══ Data for this task ══

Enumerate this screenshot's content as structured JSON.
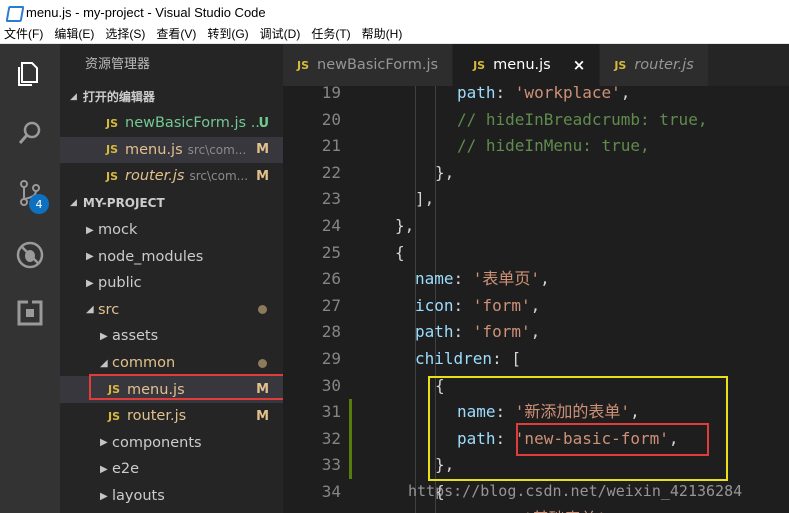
{
  "window": {
    "title": "menu.js - my-project - Visual Studio Code"
  },
  "menu": [
    "文件(F)",
    "编辑(E)",
    "选择(S)",
    "查看(V)",
    "转到(G)",
    "调试(D)",
    "任务(T)",
    "帮助(H)"
  ],
  "activity": {
    "scm_badge": "4",
    "icons": [
      "explorer-icon",
      "search-icon",
      "source-control-icon",
      "debug-icon",
      "extensions-icon"
    ]
  },
  "sidebar": {
    "title": "资源管理器",
    "open_editors": {
      "header": "打开的编辑器",
      "items": [
        {
          "icon": "JS",
          "name": "newBasicForm.js ...",
          "path": "",
          "status": "U"
        },
        {
          "icon": "JS",
          "name": "menu.js",
          "path": "src\\com...",
          "status": "M"
        },
        {
          "icon": "JS",
          "name": "router.js",
          "path": "src\\com...",
          "status": "M"
        }
      ]
    },
    "project": {
      "header": "MY-PROJECT",
      "items": [
        {
          "name": "mock"
        },
        {
          "name": "node_modules"
        },
        {
          "name": "public"
        },
        {
          "name": "src"
        },
        {
          "name": "assets"
        },
        {
          "name": "common"
        },
        {
          "icon": "JS",
          "name": "menu.js",
          "status": "M"
        },
        {
          "icon": "JS",
          "name": "router.js",
          "status": "M"
        },
        {
          "name": "components"
        },
        {
          "name": "e2e"
        },
        {
          "name": "layouts"
        }
      ]
    }
  },
  "tabs": [
    {
      "icon": "JS",
      "label": "newBasicForm.js"
    },
    {
      "icon": "JS",
      "label": "menu.js",
      "close": "×"
    },
    {
      "icon": "JS",
      "label": "router.js"
    }
  ],
  "editor": {
    "lines": [
      {
        "n": "19",
        "t": [
          [
            "k",
            "path"
          ],
          [
            "p",
            ": "
          ],
          [
            "s",
            "'workplace'"
          ],
          [
            "p",
            ","
          ]
        ]
      },
      {
        "n": "20",
        "t": [
          [
            "c",
            "// hideInBreadcrumb: true,"
          ]
        ]
      },
      {
        "n": "21",
        "t": [
          [
            "c",
            "// hideInMenu: true,"
          ]
        ]
      },
      {
        "n": "22",
        "t": [
          [
            "p",
            "},"
          ]
        ]
      },
      {
        "n": "23",
        "t": [
          [
            "p",
            "],"
          ]
        ]
      },
      {
        "n": "24",
        "t": [
          [
            "p",
            "},"
          ]
        ]
      },
      {
        "n": "25",
        "t": [
          [
            "p",
            "{"
          ]
        ]
      },
      {
        "n": "26",
        "t": [
          [
            "k",
            "name"
          ],
          [
            "p",
            ": "
          ],
          [
            "s",
            "'表单页'"
          ],
          [
            "p",
            ","
          ]
        ]
      },
      {
        "n": "27",
        "t": [
          [
            "k",
            "icon"
          ],
          [
            "p",
            ": "
          ],
          [
            "s",
            "'form'"
          ],
          [
            "p",
            ","
          ]
        ]
      },
      {
        "n": "28",
        "t": [
          [
            "k",
            "path"
          ],
          [
            "p",
            ": "
          ],
          [
            "s",
            "'form'"
          ],
          [
            "p",
            ","
          ]
        ]
      },
      {
        "n": "29",
        "t": [
          [
            "k",
            "children"
          ],
          [
            "p",
            ": ["
          ]
        ]
      },
      {
        "n": "30",
        "t": [
          [
            "p",
            "{"
          ]
        ]
      },
      {
        "n": "31",
        "t": [
          [
            "k",
            "name"
          ],
          [
            "p",
            ": "
          ],
          [
            "s",
            "'新添加的表单'"
          ],
          [
            "p",
            ","
          ]
        ]
      },
      {
        "n": "32",
        "t": [
          [
            "k",
            "path"
          ],
          [
            "p",
            ": "
          ],
          [
            "s",
            "'new-basic-form'"
          ],
          [
            "p",
            ","
          ]
        ]
      },
      {
        "n": "33",
        "t": [
          [
            "p",
            "},"
          ]
        ]
      },
      {
        "n": "34",
        "t": [
          [
            "p",
            "{"
          ]
        ]
      },
      {
        "n": "",
        "t": [
          [
            "s",
            "'基础表单'"
          ]
        ]
      }
    ],
    "watermark": "https://blog.csdn.net/weixin_42136284"
  }
}
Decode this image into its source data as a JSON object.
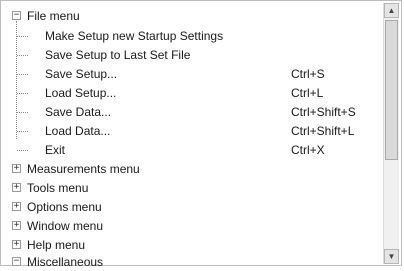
{
  "tree": {
    "file_menu": {
      "label": "File menu",
      "toggle": "−",
      "children": [
        {
          "label": "Make Setup new Startup Settings",
          "shortcut": ""
        },
        {
          "label": "Save Setup to Last Set File",
          "shortcut": ""
        },
        {
          "label": "Save Setup...",
          "shortcut": "Ctrl+S"
        },
        {
          "label": "Load Setup...",
          "shortcut": "Ctrl+L"
        },
        {
          "label": "Save Data...",
          "shortcut": "Ctrl+Shift+S"
        },
        {
          "label": "Load Data...",
          "shortcut": "Ctrl+Shift+L"
        },
        {
          "label": "Exit",
          "shortcut": "Ctrl+X"
        }
      ]
    },
    "menus": [
      {
        "label": "Measurements menu",
        "toggle": "+"
      },
      {
        "label": "Tools menu",
        "toggle": "+"
      },
      {
        "label": "Options menu",
        "toggle": "+"
      },
      {
        "label": "Window menu",
        "toggle": "+"
      },
      {
        "label": "Help menu",
        "toggle": "+"
      },
      {
        "label": "Miscellaneous",
        "toggle": "−"
      }
    ]
  },
  "scrollbar": {
    "up_icon": "▲",
    "down_icon": "▼"
  }
}
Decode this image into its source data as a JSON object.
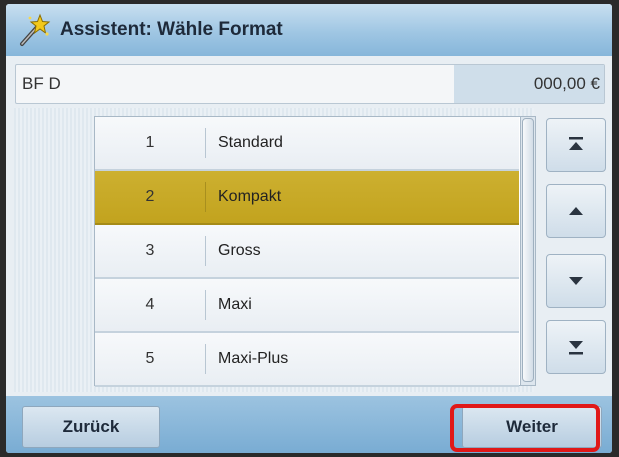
{
  "header": {
    "title": "Assistent: Wähle Format",
    "icon": "wand-icon"
  },
  "info": {
    "code": "BF D",
    "amount": "000,00 €"
  },
  "formats": [
    {
      "number": "1",
      "name": "Standard",
      "selected": false
    },
    {
      "number": "2",
      "name": "Kompakt",
      "selected": true
    },
    {
      "number": "3",
      "name": "Gross",
      "selected": false
    },
    {
      "number": "4",
      "name": "Maxi",
      "selected": false
    },
    {
      "number": "5",
      "name": "Maxi-Plus",
      "selected": false
    }
  ],
  "nav": {
    "top_icon": "double-chevron-up-icon",
    "up_icon": "chevron-up-icon",
    "down_icon": "chevron-down-icon",
    "bottom_icon": "double-chevron-down-icon"
  },
  "footer": {
    "back_label": "Zurück",
    "next_label": "Weiter"
  },
  "colors": {
    "selected_row": "#c2a31e",
    "highlight": "#e01818",
    "accent": "#86b6da"
  }
}
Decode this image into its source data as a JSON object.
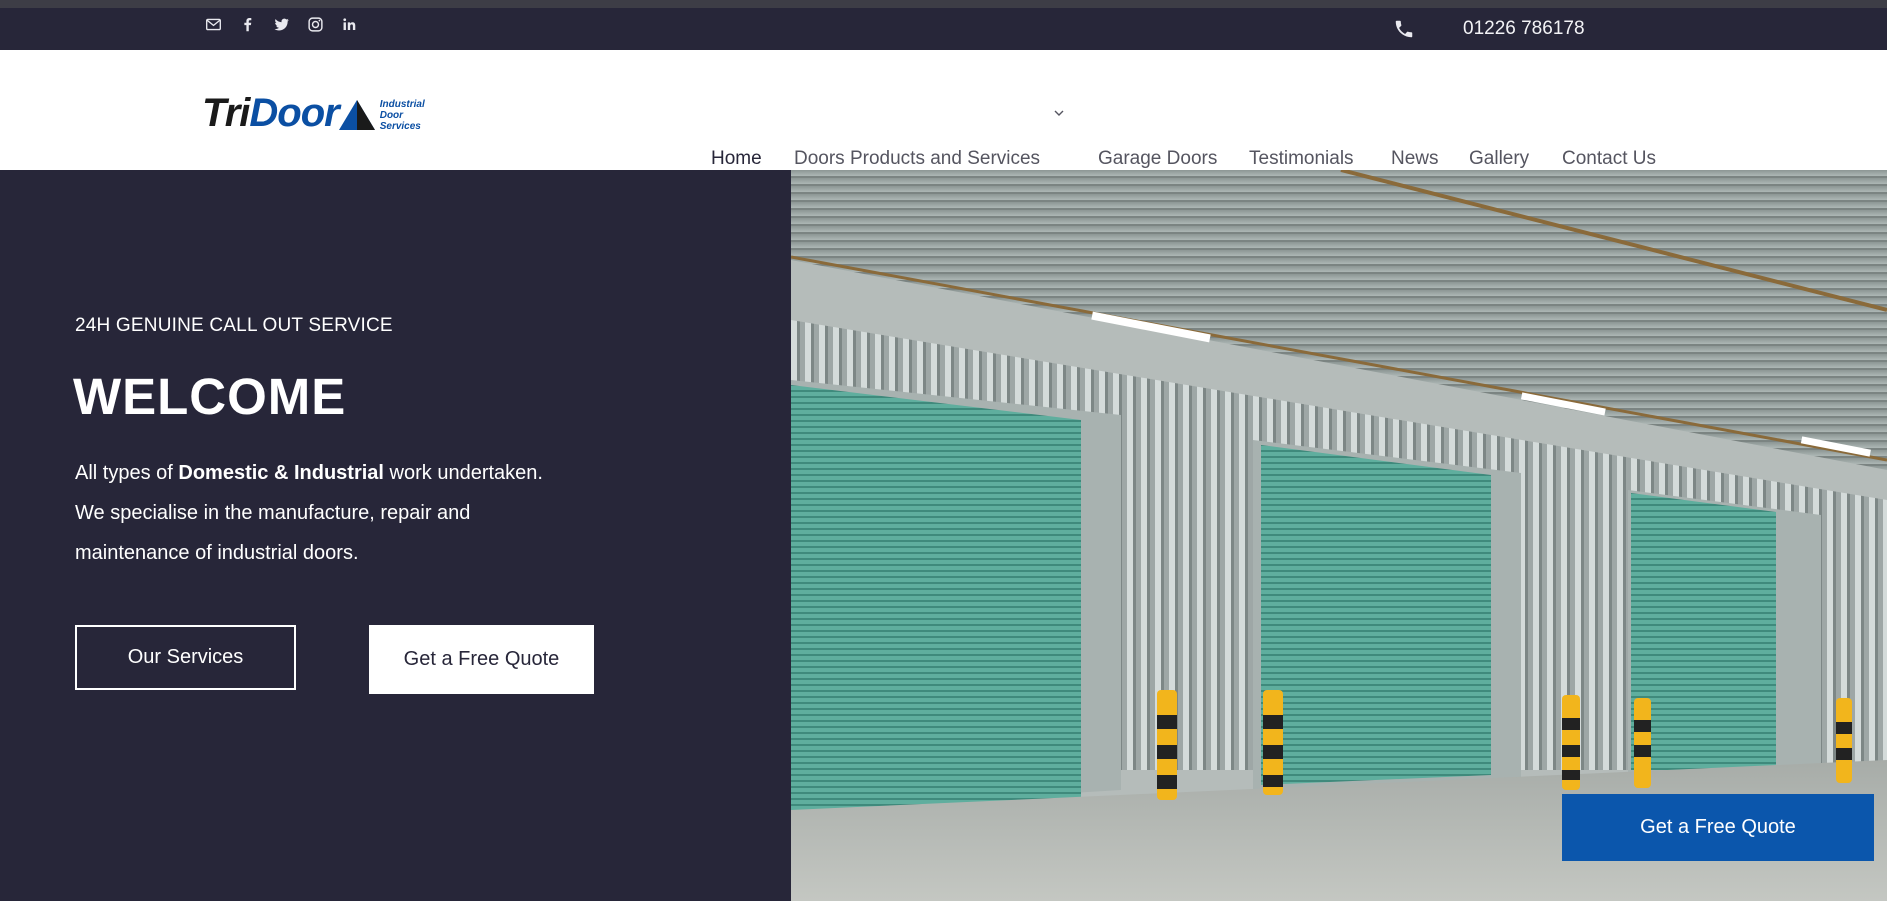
{
  "topbar": {
    "social_icons": [
      "mail-icon",
      "facebook-icon",
      "twitter-icon",
      "instagram-icon",
      "linkedin-icon"
    ],
    "phone_icon": "phone-icon",
    "phone_number": "01226 786178"
  },
  "header": {
    "logo": {
      "word_tri": "Tri",
      "word_door": "Door",
      "tagline_1": "Industrial",
      "tagline_2": "Door",
      "tagline_3": "Services"
    },
    "nav": [
      {
        "label": "Home",
        "active": true
      },
      {
        "label": "Doors Products and Services",
        "has_dropdown": true
      },
      {
        "label": "Garage Doors"
      },
      {
        "label": "Testimonials"
      },
      {
        "label": "News"
      },
      {
        "label": "Gallery"
      },
      {
        "label": "Contact Us"
      }
    ]
  },
  "hero": {
    "kicker": "24H GENUINE CALL OUT SERVICE",
    "title": "WELCOME",
    "blurb_pre": "All types of ",
    "blurb_bold": "Domestic & Industrial",
    "blurb_post": " work undertaken. We specialise in the manufacture, repair and maintenance of industrial doors.",
    "primary_button": "Our Services",
    "secondary_button": "Get a Free Quote"
  },
  "floating_cta": "Get a Free Quote",
  "colors": {
    "navy": "#272639",
    "brand_blue": "#0b56ac",
    "door_teal": "#5fae9e"
  }
}
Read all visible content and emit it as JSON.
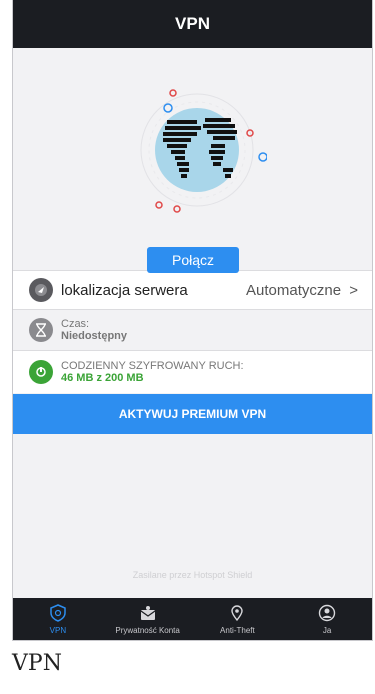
{
  "header": {
    "title": "VPN"
  },
  "hero": {
    "connect_label": "Połącz"
  },
  "server": {
    "label": "lokalizacja serwera",
    "value": "Automatyczne",
    "chevron": ">"
  },
  "time": {
    "label": "Czas:",
    "value": "Niedostępny"
  },
  "traffic": {
    "label": "CODZIENNY SZYFROWANY RUCH:",
    "value": "46 MB z 200 MB"
  },
  "premium": {
    "label": "AKTYWUJ PREMIUM VPN"
  },
  "footer": {
    "powered": "Zasilane przez Hotspot Shield"
  },
  "tabs": [
    {
      "label": "VPN",
      "icon": "shield-icon",
      "active": true
    },
    {
      "label": "Prywatność Konta",
      "icon": "privacy-icon",
      "active": false
    },
    {
      "label": "Anti-Theft",
      "icon": "location-pin-icon",
      "active": false
    },
    {
      "label": "Ja",
      "icon": "user-icon",
      "active": false
    }
  ],
  "caption": "VPN",
  "colors": {
    "accent": "#2d8ef0",
    "dark": "#1b1d22",
    "green": "#3ba437",
    "globe": "#a9d6ea"
  }
}
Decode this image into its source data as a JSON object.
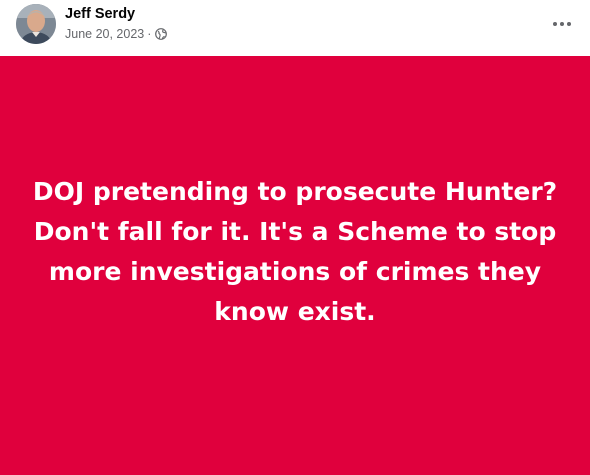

═══

# [Task objective]
Locate all lines holding the word "newBasicForm", then copy them out.

# [Reply to the task]
          "name": "newBasicForm.js ...",
      "label": "newBasicForm.js"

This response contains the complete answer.